(SHORT EXERCISE)
Wherever "Ventral" appears in a line, copy that line.

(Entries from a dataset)
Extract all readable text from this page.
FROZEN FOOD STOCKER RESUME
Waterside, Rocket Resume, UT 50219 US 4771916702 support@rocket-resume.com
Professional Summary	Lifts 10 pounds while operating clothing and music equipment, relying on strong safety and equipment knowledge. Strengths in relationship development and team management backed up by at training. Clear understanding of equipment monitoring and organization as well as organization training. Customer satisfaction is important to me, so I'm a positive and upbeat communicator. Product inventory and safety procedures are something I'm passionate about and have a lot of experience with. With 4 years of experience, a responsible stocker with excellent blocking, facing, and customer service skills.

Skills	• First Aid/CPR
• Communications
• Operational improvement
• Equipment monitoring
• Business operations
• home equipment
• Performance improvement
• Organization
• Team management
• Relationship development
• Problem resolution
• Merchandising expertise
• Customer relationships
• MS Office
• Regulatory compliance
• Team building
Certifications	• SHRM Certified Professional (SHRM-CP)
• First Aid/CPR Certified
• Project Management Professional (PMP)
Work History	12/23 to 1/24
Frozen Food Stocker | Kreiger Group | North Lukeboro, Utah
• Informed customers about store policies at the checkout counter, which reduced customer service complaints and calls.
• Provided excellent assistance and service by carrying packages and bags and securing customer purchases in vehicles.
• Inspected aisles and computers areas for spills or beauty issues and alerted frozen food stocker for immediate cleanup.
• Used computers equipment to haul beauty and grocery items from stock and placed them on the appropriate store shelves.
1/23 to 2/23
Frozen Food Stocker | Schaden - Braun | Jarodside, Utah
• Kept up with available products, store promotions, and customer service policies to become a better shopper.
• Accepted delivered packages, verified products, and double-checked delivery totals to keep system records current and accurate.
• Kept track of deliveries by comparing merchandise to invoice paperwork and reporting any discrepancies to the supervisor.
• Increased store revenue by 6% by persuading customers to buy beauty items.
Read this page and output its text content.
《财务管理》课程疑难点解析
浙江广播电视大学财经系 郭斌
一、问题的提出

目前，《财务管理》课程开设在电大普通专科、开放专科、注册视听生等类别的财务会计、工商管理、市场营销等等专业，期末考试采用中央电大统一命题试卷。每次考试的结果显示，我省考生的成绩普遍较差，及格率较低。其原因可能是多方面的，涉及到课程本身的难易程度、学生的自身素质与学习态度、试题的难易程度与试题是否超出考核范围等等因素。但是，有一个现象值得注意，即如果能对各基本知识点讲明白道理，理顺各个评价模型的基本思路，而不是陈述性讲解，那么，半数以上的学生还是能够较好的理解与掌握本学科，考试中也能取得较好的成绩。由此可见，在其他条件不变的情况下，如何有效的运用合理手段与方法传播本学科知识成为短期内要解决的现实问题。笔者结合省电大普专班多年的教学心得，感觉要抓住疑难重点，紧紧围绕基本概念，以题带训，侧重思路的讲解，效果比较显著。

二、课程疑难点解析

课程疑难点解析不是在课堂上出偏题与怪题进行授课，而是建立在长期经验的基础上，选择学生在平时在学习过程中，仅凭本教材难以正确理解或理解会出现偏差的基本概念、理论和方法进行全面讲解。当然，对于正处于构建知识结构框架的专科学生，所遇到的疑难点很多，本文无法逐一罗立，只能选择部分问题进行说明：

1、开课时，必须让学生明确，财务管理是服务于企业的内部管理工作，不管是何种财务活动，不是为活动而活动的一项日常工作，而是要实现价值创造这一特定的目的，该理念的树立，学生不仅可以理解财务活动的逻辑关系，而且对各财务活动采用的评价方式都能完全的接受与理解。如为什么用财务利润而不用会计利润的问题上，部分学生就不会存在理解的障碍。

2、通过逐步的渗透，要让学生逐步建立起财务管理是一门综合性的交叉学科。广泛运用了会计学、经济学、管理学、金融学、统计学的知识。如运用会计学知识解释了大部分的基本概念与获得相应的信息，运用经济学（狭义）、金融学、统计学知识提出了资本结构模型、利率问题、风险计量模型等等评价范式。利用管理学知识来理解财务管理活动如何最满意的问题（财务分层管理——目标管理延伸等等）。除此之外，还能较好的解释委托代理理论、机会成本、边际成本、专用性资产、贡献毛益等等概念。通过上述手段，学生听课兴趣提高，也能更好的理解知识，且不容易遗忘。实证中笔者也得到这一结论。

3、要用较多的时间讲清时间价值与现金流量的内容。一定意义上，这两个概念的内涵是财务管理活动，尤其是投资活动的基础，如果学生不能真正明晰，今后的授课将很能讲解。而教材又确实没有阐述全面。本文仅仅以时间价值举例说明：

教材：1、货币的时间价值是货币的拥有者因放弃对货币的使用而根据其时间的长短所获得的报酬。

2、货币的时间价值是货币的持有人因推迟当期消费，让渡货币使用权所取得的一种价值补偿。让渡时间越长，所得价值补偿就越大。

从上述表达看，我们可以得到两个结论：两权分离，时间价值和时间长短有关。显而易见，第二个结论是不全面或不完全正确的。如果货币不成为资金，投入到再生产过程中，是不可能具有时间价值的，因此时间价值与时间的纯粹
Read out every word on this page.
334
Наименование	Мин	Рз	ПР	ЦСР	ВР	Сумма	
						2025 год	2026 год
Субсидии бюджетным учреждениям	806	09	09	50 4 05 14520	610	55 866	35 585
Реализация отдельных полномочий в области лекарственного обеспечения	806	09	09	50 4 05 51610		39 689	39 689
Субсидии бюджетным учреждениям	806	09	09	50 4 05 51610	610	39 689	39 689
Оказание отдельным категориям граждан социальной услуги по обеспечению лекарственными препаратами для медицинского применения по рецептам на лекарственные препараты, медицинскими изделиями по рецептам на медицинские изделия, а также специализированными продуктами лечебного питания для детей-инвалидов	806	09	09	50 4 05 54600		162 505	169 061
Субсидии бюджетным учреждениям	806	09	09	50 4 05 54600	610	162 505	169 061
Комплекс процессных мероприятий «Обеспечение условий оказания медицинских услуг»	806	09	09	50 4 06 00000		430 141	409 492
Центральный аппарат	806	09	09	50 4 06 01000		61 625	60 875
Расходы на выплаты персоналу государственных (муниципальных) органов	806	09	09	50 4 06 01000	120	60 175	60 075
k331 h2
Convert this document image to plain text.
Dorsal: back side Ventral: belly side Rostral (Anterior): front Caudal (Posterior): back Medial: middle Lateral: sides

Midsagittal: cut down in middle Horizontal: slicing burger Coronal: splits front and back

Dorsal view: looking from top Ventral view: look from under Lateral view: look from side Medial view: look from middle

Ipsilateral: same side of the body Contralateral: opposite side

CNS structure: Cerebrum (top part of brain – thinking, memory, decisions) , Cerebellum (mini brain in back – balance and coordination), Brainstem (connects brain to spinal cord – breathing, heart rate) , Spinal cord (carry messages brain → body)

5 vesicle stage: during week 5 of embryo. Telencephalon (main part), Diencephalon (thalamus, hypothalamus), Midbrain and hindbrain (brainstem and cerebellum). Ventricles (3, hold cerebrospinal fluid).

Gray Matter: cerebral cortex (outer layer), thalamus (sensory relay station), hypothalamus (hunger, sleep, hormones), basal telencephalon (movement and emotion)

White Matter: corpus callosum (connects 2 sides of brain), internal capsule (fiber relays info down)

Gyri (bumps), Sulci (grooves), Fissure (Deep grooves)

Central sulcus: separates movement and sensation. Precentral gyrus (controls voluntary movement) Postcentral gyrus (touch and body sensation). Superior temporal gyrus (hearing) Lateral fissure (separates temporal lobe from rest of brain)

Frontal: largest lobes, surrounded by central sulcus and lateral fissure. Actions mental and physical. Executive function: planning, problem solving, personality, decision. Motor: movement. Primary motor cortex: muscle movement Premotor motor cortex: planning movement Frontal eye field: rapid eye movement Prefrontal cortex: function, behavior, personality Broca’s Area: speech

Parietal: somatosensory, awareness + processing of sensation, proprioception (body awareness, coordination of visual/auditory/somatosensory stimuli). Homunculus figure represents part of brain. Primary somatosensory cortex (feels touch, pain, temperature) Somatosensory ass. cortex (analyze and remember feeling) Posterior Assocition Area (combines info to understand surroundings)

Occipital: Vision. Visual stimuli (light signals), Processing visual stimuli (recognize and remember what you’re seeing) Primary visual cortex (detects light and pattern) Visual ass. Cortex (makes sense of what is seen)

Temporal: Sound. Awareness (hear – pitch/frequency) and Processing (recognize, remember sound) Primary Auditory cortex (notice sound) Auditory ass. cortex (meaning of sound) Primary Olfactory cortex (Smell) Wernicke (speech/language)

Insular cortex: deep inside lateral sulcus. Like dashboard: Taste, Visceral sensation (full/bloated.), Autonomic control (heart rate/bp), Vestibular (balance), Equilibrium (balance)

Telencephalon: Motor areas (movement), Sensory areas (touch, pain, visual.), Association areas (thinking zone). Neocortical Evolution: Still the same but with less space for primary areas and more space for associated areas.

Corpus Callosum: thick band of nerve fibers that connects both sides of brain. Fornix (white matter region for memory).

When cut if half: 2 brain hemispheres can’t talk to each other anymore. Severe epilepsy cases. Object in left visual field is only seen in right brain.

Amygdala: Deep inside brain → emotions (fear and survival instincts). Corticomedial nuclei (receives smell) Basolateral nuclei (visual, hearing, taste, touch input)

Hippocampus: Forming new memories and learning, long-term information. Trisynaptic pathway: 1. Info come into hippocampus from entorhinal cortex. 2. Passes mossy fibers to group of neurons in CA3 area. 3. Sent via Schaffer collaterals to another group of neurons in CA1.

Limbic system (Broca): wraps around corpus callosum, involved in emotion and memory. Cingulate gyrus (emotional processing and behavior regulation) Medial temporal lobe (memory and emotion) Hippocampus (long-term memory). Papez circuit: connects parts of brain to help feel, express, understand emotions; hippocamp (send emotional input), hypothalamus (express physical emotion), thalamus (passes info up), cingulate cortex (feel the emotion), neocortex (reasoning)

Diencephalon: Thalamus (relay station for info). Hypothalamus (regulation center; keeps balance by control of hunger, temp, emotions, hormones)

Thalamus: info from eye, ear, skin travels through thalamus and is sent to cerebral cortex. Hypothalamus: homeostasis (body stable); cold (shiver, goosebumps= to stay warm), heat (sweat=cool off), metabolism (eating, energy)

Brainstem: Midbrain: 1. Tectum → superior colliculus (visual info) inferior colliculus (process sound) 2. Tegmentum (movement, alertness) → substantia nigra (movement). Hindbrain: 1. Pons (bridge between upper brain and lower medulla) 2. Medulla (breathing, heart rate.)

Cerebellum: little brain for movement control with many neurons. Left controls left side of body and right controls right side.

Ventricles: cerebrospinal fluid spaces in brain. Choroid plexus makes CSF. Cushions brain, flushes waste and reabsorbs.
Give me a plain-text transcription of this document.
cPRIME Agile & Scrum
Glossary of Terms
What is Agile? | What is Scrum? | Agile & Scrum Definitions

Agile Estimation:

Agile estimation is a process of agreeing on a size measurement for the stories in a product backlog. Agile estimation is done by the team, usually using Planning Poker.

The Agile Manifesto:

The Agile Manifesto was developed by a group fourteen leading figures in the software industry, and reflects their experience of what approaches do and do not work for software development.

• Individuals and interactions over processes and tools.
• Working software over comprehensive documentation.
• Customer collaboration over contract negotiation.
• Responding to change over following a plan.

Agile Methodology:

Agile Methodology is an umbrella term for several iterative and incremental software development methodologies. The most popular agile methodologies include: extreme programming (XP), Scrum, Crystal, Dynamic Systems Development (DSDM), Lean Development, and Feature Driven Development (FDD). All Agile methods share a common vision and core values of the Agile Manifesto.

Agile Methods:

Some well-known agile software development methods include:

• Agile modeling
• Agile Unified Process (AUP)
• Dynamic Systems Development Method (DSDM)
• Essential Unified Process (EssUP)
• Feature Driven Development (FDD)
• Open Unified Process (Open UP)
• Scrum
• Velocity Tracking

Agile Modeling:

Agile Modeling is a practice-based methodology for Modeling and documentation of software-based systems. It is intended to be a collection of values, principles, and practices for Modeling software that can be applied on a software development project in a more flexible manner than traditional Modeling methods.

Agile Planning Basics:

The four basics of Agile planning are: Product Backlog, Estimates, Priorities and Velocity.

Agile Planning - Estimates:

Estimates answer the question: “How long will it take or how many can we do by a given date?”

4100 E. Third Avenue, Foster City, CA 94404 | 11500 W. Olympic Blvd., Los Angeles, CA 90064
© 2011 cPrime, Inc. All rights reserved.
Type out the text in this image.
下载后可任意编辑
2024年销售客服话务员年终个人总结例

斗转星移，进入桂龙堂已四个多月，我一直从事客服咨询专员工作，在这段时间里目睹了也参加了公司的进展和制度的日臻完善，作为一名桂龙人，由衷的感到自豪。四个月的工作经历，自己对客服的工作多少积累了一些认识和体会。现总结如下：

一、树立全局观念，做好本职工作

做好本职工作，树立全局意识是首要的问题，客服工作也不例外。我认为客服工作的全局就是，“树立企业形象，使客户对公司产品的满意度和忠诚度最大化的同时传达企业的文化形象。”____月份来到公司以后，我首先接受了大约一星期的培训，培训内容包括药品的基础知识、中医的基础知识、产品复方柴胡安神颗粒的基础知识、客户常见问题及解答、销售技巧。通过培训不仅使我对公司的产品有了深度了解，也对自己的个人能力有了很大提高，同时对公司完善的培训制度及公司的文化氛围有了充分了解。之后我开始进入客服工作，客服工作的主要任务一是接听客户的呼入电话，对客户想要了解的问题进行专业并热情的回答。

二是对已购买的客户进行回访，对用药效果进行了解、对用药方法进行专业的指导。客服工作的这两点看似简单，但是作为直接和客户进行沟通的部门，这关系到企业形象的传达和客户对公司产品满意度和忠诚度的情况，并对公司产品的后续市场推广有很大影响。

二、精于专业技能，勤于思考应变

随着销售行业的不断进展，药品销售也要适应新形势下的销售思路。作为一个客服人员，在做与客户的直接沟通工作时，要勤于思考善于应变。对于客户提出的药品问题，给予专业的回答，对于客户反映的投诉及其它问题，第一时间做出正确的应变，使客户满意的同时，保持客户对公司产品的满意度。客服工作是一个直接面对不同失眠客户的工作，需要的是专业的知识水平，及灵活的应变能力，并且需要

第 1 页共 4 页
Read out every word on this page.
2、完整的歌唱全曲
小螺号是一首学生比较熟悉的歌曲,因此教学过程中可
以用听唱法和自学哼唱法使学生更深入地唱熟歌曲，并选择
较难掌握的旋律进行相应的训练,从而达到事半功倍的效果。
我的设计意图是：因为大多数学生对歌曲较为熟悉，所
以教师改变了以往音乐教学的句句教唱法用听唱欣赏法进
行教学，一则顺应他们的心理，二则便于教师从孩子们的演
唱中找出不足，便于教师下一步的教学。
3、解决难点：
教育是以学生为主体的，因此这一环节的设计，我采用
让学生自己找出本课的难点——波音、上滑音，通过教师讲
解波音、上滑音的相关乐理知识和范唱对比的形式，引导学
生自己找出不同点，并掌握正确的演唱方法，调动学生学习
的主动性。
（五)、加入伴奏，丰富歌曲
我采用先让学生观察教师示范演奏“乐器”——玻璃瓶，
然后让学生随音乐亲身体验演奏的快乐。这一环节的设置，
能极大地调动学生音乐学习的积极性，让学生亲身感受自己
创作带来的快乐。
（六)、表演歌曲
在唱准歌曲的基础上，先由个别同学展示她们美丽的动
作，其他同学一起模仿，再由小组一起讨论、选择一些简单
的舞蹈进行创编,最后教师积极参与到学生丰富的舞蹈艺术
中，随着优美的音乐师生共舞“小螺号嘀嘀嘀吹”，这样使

(EXERCISE RESPONSE)
Dorsal: back side Ventral: belly side Rostral (Anterior): front Caudal (Posterior): back Medial: middle Lateral: sides
Dorsal view: looking from top Ventral view: look from under Lateral view: look from side Medial view: look from middle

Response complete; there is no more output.